■ **Goal**
Set down each record below precisely, skipping the pictures.

>> Start Dataset content

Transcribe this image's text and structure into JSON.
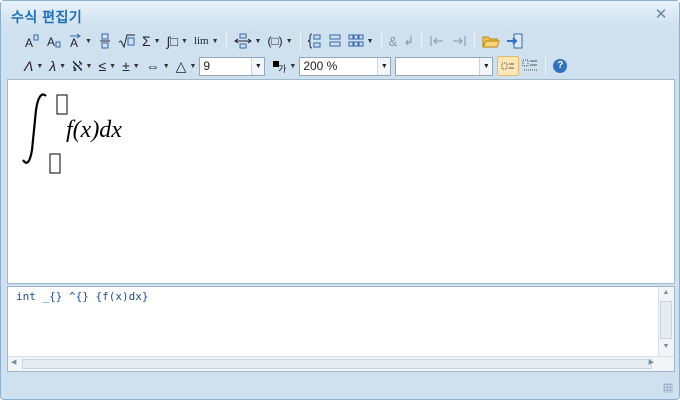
{
  "window": {
    "title": "수식 편집기",
    "close_icon": "close-x-icon"
  },
  "toolbar1": [
    {
      "name": "superscript-icon",
      "caret": false
    },
    {
      "name": "subscript-icon",
      "caret": false
    },
    {
      "name": "accent-icon",
      "caret": true
    },
    {
      "name": "fraction-icon",
      "caret": false
    },
    {
      "name": "root-icon",
      "caret": false
    },
    {
      "name": "sum-icon",
      "glyph": "Σ",
      "caret": true
    },
    {
      "name": "integral-icon",
      "glyph": "∫□",
      "caret": true
    },
    {
      "name": "limit-icon",
      "glyph": "lim",
      "caret": true
    },
    {
      "name": "arrow-stack-icon",
      "caret": true
    },
    {
      "name": "parenthesis-icon",
      "glyph": "(□)",
      "caret": true
    },
    {
      "name": "case-icon",
      "caret": false
    },
    {
      "name": "column-icon",
      "caret": false
    },
    {
      "name": "matrix-icon",
      "caret": true
    },
    {
      "name": "ampersand-icon",
      "glyph": "&",
      "caret": false
    },
    {
      "name": "line-break-icon",
      "glyph": "↲",
      "caret": false
    },
    {
      "name": "move-left-icon",
      "caret": false
    },
    {
      "name": "move-right-icon",
      "caret": false
    },
    {
      "name": "open-folder-icon",
      "caret": false
    },
    {
      "name": "insert-icon",
      "caret": false
    }
  ],
  "toolbar2": {
    "symbols": [
      {
        "name": "greek-upper-icon",
        "glyph": "Λ"
      },
      {
        "name": "greek-lower-icon",
        "glyph": "λ"
      },
      {
        "name": "hebrew-icon",
        "glyph": "ℵ"
      },
      {
        "name": "relation-icon",
        "glyph": "≤"
      },
      {
        "name": "operator-icon",
        "glyph": "±"
      },
      {
        "name": "arrow-icon",
        "glyph": "⇔"
      },
      {
        "name": "misc-symbol-icon",
        "glyph": "△"
      }
    ],
    "font_size": "9",
    "color_icon": "text-color-icon",
    "zoom": "200 %",
    "font_select": "",
    "help_label": "?"
  },
  "formula": {
    "integrand": "f(x)dx"
  },
  "source": {
    "text": "int _{} ^{} {f(x)dx}"
  }
}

>> End Dataset content

■ **Full solution**
Transcribe this image's text and structure into JSON.
{
  "window": {
    "title": "수식 편집기",
    "close_icon": "close-x-icon"
  },
  "toolbar1": [
    {
      "name": "superscript-icon",
      "caret": false
    },
    {
      "name": "subscript-icon",
      "caret": false
    },
    {
      "name": "accent-icon",
      "caret": true
    },
    {
      "name": "fraction-icon",
      "caret": false
    },
    {
      "name": "root-icon",
      "caret": false
    },
    {
      "name": "sum-icon",
      "glyph": "Σ",
      "caret": true
    },
    {
      "name": "integral-icon",
      "glyph": "∫□",
      "caret": true
    },
    {
      "name": "limit-icon",
      "glyph": "lim",
      "caret": true
    },
    {
      "name": "arrow-stack-icon",
      "caret": true
    },
    {
      "name": "parenthesis-icon",
      "glyph": "(□)",
      "caret": true
    },
    {
      "name": "case-icon",
      "caret": false
    },
    {
      "name": "column-icon",
      "caret": false
    },
    {
      "name": "matrix-icon",
      "caret": true
    },
    {
      "name": "ampersand-icon",
      "glyph": "&",
      "caret": false
    },
    {
      "name": "line-break-icon",
      "glyph": "↲",
      "caret": false
    },
    {
      "name": "move-left-icon",
      "caret": false
    },
    {
      "name": "move-right-icon",
      "caret": false
    },
    {
      "name": "open-folder-icon",
      "caret": false
    },
    {
      "name": "insert-icon",
      "caret": false
    }
  ],
  "toolbar2": {
    "symbols": [
      {
        "name": "greek-upper-icon",
        "glyph": "Λ"
      },
      {
        "name": "greek-lower-icon",
        "glyph": "λ"
      },
      {
        "name": "hebrew-icon",
        "glyph": "ℵ"
      },
      {
        "name": "relation-icon",
        "glyph": "≤"
      },
      {
        "name": "operator-icon",
        "glyph": "±"
      },
      {
        "name": "arrow-icon",
        "glyph": "⇔"
      },
      {
        "name": "misc-symbol-icon",
        "glyph": "△"
      }
    ],
    "font_size": "9",
    "color_icon": "text-color-icon",
    "zoom": "200 %",
    "font_select": "",
    "help_label": "?"
  },
  "formula": {
    "integrand": "f(x)dx"
  },
  "source": {
    "text": "int _{} ^{} {f(x)dx}"
  }
}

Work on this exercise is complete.